__WHAT THE TASK ASKS__.
Every line below that contains "Drei" is to be copied.

__MATERIAL PROVIDED__.
# # #

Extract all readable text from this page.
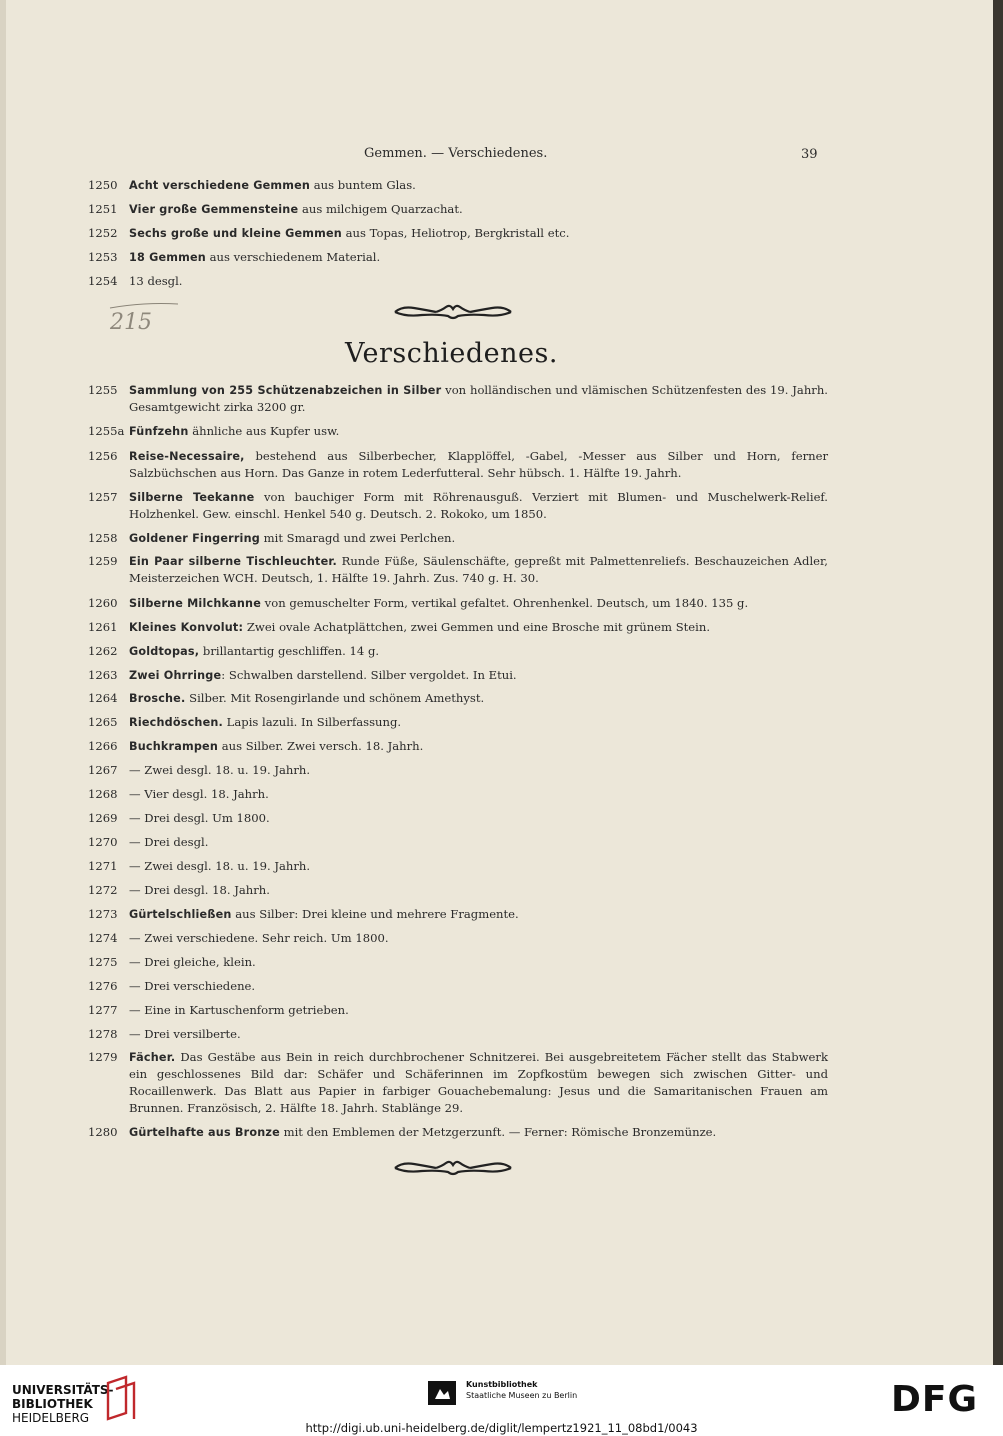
Gemmen. — Verschiedenes.	39
1250 Acht verschiedene Gemmen aus buntem Glas.
1251 Vier große Gemmensteine aus milchigem Quarzachat.
1252 Sechs große und kleine Gemmen aus Topas, Heliotrop, Bergkristall etc.
1253 18 Gemmen aus verschiedenem Material.
1254 13 desgl.
1255 Sammlung von 255 Schützenabzeichen in Silber von holländischen und vlämischen Schützenfesten des 19. Jahrh. Gesamtgewicht zirka 3200 gr.
1255a Fünfzehn ähnliche aus Kupfer usw.
1256 Reise-Necessaire, bestehend aus Silberbecher, Klapplöffel, -Gabel, -Messer aus Silber und Horn, ferner Salzbüchschen aus Horn. Das Ganze in rotem Lederfutteral. Sehr hübsch. 1. Hälfte 19. Jahrh.
1257 Silberne Teekanne von bauchiger Form mit Röhrenausguß. Verziert mit Blumen- und Muschelwerk-Relief. Holzhenkel. Gew. einschl. Henkel 540 g. Deutsch. 2. Rokoko, um 1850.
1258 Goldener Fingerring mit Smaragd und zwei Perlchen.
1259 Ein Paar silberne Tischleuchter. Runde Füße, Säulenschäfte, gepreßt mit Palmettenreliefs. Beschauzeichen Adler, Meisterzeichen WCH. Deutsch, 1. Hälfte 19. Jahrh. Zus. 740 g. H. 30.
1260 Silberne Milchkanne von gemuschelter Form, vertikal gefaltet. Ohrenhenkel. Deutsch, um 1840. 135 g.
1261 Kleines Konvolut: Zwei ovale Achatplättchen, zwei Gemmen und eine Brosche mit grünem Stein.
1262 Goldtopas, brillantartig geschliffen. 14 g.
1263 Zwei Ohrringe: Schwalben darstellend. Silber vergoldet. In Etui.
1264 Brosche. Silber. Mit Rosengirlande und schönem Amethyst.
1265 Riechdöschen. Lapis lazuli. In Silberfassung.
1266 Buchkrampen aus Silber. Zwei versch. 18. Jahrh.
1267 — Zwei desgl. 18. u. 19. Jahrh.
1268 — Vier desgl. 18. Jahrh.
1269 — Drei desgl. Um 1800.
1270 — Drei desgl.
1271 — Zwei desgl. 18. u. 19. Jahrh.
1272 — Drei desgl. 18. Jahrh.
1273 Gürtelschließen aus Silber: Drei kleine und mehrere Fragmente.
1274 — Zwei verschiedene. Sehr reich. Um 1800.
1275 — Drei gleiche, klein.
1276 — Drei verschiedene.
1277 — Eine in Kartuschenform getrieben.
1278 — Drei versilberte.
1279 Fächer. Das Gestäbe aus Bein in reich durchbrochener Schnitzerei. Bei ausgebreitetem Fächer stellt das Stabwerk ein geschlossenes Bild dar: Schäfer und Schäferinnen im Zopfkostüm bewegen sich zwischen Gitter- und Rocaillenwerk. Das Blatt aus Papier in farbiger Gouachebemalung: Jesus und die Samaritanischen Frauen am Brunnen. Französisch, 2. Hälfte 18. Jahrh. Stablänge 29.
1280 Gürtelhafte aus Bronze mit den Emblemen der Metzgerzunft. — Ferner: Römische Bronzemünze.
215
Verschiedenes.
UNIVERSITÄTS-
BIBLIOTHEK
HEIDELBERG
Kunstbibliothek
Staatliche Museen zu Berlin	DFG
http://digi.ub.uni-heidelberg.de/diglit/lempertz1921_11_08bd1/0043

# # #

__CORRECT RESULT__.
1269 — Drei desgl. Um 1800.
1270 — Drei desgl.
1272 — Drei desgl. 18. Jahrh.
1273 Gürtelschließen aus Silber: Drei kleine und mehrere Fragmente.
1275 — Drei gleiche, klein.
1276 — Drei verschiedene.
1278 — Drei versilberte.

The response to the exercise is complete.